Text:
<<<<
Paying For A Filet, And Getting Bologna

Most of you reading this are old enough to remember the Beech-Nut fake apple juice scandal in the 1980s.  (I’m not, but Jeff wrote the intro and he’s a couple years older than me…)

In short, Beech-Nut was marketing “100% apple juice” yet its product didn’t quite make good on this claim. Not only did the drink not consist of 100% apple juice, it actually contained 0% apple juice. Instead, it was loaded with beet sugar, corn sugar, and a few other non-apple ingredients.

Until the curtain was pulled back, customers bought countless bottles of healthy “apple juice,” not realizing they were guzzling down something decidedly different.

There’s a similar dynamic (though not as egregious) happening today in the investing world. Certain funds are marketing 100% apple juice, so to speak, yet selling a product that’s definitely not 100% apple juice.

I’m talking about the problem of “closet indexing.” To help explain this, let me quickly back up…

In recent years, one of the hottest investing trends has been “smart beta” or factor investing. To make sure we’re all on the same page, this style of investing attempts to identify and invest in specific attributes that historically have been associated with higher returns.
>>>>
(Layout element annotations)
<<<<
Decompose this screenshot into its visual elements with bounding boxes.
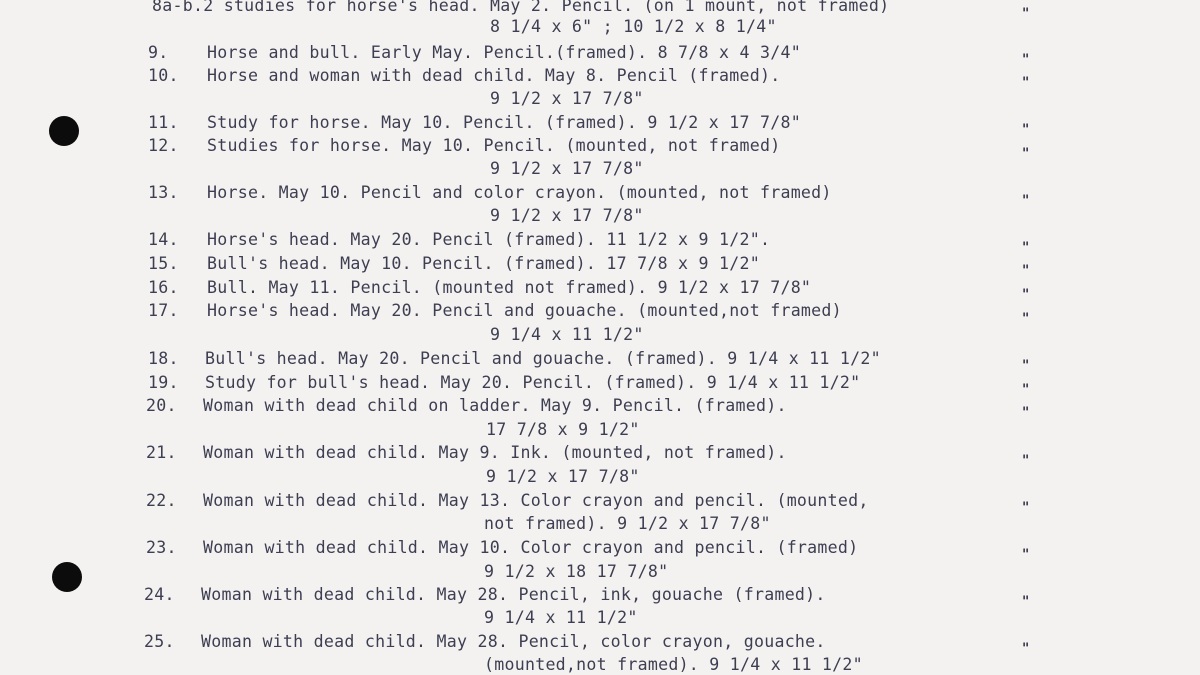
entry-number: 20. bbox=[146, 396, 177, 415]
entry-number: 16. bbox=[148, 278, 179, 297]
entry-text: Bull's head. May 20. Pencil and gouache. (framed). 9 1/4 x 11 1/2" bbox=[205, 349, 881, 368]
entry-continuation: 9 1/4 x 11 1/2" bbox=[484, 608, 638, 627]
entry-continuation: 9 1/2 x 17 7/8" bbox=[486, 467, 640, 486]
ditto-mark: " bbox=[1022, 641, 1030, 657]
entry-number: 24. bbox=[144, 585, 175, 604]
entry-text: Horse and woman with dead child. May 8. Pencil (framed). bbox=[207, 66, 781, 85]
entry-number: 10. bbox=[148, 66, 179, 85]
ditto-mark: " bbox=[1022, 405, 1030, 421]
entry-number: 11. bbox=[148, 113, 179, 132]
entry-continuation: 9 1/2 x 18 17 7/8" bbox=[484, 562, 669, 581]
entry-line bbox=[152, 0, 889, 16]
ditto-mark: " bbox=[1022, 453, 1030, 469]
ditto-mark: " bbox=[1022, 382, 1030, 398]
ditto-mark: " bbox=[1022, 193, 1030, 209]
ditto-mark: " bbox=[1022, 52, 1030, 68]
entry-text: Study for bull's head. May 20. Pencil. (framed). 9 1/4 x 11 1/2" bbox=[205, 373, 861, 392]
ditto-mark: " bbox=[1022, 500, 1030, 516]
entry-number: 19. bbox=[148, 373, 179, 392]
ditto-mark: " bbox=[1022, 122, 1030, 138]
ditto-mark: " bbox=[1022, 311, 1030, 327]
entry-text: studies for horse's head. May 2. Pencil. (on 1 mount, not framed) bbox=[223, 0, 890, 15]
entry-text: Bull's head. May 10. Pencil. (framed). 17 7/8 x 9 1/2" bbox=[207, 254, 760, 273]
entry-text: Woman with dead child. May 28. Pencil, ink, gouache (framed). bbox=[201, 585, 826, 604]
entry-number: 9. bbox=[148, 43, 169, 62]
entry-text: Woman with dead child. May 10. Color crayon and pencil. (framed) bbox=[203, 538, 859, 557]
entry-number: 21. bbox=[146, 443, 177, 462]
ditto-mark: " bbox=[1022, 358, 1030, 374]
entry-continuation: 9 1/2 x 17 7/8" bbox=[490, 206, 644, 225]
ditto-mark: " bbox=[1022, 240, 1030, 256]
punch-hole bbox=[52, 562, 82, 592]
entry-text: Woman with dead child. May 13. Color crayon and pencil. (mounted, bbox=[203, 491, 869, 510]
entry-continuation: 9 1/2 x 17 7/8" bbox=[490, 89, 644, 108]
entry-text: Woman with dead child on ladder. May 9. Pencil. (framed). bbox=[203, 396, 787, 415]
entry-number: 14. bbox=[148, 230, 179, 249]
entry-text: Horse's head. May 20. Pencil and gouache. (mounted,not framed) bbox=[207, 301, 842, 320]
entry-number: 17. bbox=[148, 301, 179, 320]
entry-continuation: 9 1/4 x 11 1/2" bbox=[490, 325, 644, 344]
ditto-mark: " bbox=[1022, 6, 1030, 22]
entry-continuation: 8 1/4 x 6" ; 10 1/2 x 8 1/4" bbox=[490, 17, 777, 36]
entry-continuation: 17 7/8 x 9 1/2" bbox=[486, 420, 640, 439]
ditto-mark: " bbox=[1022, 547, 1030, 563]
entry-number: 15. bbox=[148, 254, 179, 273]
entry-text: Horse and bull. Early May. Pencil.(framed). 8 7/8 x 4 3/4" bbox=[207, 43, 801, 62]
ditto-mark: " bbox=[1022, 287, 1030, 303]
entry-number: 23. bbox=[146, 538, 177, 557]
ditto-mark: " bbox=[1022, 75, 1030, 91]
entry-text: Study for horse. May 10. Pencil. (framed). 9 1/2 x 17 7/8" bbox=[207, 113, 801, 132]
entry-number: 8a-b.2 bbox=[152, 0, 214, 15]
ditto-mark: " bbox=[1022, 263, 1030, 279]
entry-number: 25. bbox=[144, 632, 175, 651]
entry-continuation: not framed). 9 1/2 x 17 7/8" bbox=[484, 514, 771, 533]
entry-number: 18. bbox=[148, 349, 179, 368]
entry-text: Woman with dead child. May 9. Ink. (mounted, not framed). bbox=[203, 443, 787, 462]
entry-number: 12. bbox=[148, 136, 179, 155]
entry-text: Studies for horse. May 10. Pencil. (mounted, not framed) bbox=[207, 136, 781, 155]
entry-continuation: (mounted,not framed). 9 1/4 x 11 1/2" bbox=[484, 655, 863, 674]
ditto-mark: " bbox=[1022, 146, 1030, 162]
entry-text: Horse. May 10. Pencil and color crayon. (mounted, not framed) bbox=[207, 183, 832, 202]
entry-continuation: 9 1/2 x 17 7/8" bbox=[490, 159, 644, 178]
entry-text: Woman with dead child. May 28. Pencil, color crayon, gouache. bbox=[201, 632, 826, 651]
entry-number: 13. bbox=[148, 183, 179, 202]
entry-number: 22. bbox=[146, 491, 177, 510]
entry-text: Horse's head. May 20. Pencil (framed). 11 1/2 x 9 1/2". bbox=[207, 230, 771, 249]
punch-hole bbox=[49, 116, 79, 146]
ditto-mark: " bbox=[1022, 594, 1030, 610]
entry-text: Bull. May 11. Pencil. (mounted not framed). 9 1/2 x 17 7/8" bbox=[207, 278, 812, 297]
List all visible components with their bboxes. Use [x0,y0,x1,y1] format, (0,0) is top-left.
>>>>
Task requirements:
**A)** Answer these questions from the article on closet indexing, one per line:
(i) What claim did Beech-Nut make in marketing its product?
(ii) What was the product loaded with instead of apple juice?
(iii) What style of investing is named as one of the hottest trends of recent years?
**B)** In the records, take the lines between the one holding "entry-number: 20. bbox=[146, 396, 177, 415]" and the one holding "467, 640, 486]", inclusive, and write them out with "watercolor" in place of "gouache", changing nothing else.
The article and the records are independent of each other.

Responses per task:
**A)**
(i) It claimed the product was "100% apple juice."
(ii) Beet sugar, corn sugar, and a few other non-apple ingredients.
(iii) "Smart beta," or factor investing.

**B)**
entry-number: 20. bbox=[146, 396, 177, 415]
entry-number: 16. bbox=[148, 278, 179, 297]
entry-text: Bull's head. May 20. Pencil and watercolor. (framed). 9 1/4 x 11 1/2" bbox=[205, 349, 881, 368]
entry-continuation: 9 1/4 x 11 1/2" bbox=[484, 608, 638, 627]
entry-continuation: 9 1/2 x 17 7/8" bbox=[486, 467, 640, 486]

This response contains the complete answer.